## Dataset listings of figures
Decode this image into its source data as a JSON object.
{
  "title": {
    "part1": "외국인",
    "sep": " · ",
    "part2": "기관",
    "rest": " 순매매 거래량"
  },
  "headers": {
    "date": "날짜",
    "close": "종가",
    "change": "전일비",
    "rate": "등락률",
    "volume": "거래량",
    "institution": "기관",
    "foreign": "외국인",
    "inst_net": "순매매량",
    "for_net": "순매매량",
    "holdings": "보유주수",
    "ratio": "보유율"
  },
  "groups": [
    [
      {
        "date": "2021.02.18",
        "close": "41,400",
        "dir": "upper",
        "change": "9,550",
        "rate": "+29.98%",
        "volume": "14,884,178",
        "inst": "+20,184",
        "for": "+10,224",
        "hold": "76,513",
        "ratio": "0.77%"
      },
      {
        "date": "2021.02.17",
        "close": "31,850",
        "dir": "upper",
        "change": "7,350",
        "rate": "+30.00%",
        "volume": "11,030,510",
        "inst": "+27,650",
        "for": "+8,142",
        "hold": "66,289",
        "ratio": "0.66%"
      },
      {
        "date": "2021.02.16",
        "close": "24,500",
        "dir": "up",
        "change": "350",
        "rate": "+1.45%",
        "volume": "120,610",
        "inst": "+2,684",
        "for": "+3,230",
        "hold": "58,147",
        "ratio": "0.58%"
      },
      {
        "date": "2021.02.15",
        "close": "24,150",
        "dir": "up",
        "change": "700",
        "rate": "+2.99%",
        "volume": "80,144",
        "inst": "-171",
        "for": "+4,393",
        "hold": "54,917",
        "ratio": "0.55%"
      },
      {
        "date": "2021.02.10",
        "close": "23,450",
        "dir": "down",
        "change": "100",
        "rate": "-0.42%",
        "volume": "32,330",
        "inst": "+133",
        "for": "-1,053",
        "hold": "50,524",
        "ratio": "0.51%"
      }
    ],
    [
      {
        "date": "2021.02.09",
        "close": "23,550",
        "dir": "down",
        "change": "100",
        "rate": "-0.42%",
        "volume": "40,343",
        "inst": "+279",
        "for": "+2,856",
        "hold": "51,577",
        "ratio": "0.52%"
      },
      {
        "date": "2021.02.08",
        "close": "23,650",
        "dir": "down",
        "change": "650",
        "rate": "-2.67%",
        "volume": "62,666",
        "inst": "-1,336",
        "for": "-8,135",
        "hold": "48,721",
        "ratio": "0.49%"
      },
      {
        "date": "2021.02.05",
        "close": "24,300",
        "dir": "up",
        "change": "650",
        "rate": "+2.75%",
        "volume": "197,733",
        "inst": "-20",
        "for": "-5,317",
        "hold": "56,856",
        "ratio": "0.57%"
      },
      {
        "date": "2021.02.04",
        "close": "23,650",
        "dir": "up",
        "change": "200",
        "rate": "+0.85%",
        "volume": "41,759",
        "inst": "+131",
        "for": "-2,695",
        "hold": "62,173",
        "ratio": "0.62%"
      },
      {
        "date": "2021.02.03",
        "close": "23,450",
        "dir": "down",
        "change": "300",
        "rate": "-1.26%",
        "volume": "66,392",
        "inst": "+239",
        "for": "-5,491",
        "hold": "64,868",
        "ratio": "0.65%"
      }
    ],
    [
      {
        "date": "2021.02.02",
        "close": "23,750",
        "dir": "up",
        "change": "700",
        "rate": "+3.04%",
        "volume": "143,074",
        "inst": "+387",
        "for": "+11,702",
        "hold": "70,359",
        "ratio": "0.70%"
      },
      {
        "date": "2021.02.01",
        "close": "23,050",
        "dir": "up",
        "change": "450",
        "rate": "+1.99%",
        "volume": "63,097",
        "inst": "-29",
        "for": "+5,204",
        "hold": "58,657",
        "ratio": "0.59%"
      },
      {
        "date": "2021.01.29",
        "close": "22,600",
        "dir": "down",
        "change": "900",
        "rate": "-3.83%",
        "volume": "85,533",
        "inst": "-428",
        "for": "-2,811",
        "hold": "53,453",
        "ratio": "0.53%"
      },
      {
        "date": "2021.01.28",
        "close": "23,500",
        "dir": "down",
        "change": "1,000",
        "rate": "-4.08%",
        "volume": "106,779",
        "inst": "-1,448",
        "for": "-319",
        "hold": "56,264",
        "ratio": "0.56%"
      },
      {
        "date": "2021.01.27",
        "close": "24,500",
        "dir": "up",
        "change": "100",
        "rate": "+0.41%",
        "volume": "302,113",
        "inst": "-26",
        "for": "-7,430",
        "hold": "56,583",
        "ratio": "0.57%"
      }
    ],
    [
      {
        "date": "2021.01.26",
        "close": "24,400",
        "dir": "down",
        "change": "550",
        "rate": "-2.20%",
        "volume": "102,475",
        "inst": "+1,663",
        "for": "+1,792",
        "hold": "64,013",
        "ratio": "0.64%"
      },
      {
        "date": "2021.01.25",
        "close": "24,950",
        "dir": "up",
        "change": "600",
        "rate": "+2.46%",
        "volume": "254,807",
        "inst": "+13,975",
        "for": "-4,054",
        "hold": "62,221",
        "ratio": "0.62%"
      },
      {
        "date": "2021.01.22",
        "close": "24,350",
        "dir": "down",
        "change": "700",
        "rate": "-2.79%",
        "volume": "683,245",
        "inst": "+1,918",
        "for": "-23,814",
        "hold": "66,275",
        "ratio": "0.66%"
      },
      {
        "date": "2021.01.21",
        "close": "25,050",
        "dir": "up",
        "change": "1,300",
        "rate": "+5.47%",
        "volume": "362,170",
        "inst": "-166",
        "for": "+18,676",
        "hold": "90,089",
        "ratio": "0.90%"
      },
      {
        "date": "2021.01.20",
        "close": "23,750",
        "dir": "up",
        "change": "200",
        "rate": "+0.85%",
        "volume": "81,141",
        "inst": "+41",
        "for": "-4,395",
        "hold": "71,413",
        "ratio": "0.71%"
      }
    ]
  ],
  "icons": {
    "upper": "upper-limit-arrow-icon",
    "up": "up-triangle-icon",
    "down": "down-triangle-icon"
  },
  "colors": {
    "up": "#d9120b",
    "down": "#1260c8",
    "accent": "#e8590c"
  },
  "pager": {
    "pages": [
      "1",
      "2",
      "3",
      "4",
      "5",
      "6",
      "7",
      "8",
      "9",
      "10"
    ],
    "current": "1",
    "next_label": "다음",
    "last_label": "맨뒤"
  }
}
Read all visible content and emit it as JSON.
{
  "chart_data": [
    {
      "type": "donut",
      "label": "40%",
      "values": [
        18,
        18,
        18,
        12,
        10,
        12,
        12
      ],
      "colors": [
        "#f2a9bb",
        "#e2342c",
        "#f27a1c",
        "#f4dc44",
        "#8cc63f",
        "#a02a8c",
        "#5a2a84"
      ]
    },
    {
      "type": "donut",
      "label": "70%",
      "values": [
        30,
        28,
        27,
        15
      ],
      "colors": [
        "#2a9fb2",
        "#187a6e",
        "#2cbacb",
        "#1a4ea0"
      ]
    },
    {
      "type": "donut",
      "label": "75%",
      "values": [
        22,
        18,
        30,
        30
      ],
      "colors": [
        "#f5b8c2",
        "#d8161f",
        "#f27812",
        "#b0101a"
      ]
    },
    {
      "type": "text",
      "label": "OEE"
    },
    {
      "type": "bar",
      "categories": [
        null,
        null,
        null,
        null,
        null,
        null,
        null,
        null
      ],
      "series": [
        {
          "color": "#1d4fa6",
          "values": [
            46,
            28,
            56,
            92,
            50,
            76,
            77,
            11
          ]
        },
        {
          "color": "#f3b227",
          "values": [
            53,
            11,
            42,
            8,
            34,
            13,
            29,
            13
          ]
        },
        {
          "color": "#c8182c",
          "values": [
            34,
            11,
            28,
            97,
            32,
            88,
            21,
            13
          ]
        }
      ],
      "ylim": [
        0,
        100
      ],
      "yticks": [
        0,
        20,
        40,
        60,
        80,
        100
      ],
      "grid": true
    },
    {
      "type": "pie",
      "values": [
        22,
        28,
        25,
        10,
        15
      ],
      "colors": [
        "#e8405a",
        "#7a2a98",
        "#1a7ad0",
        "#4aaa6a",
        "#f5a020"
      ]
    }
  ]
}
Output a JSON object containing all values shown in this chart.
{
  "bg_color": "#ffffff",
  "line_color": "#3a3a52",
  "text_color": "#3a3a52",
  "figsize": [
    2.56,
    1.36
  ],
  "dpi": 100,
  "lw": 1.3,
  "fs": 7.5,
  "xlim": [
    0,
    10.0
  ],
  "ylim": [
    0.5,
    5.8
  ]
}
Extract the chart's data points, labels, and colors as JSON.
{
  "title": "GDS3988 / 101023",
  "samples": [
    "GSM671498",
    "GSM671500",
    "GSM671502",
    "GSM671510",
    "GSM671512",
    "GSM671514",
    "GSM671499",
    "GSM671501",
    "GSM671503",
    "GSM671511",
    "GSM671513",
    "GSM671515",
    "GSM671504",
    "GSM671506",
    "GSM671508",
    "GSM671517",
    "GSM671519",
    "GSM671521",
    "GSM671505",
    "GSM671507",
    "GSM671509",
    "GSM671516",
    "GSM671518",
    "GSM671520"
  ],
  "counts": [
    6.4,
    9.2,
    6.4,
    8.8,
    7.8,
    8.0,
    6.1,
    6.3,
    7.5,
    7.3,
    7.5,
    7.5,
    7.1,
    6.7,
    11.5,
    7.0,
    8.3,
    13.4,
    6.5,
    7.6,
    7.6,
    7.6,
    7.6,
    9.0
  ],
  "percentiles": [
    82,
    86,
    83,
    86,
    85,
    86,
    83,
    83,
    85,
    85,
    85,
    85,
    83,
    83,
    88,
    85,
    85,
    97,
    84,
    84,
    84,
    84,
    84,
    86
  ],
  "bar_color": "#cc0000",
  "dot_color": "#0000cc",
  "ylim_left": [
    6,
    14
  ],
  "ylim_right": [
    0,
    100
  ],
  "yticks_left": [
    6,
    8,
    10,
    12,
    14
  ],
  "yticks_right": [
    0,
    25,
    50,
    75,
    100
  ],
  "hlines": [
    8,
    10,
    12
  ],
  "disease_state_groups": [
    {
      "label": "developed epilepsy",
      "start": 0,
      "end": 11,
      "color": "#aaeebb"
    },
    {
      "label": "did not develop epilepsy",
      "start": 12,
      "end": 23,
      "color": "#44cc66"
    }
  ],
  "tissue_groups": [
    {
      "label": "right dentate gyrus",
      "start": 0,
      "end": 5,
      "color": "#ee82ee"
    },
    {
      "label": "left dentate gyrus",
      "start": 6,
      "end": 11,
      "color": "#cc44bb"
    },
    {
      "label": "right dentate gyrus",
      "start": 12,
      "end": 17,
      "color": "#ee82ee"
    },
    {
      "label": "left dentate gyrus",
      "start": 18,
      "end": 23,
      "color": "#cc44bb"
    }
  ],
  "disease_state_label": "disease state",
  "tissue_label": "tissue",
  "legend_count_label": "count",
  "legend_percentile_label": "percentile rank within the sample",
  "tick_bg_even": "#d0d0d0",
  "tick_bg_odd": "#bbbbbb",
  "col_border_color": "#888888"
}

## YOUR INSTRUCTIONS
In the lines above, find each one with "object" and list it.

## TASK ANSWER
Decode this image into its source data as a JSON object.
Output a JSON object containing all values shown in this chart.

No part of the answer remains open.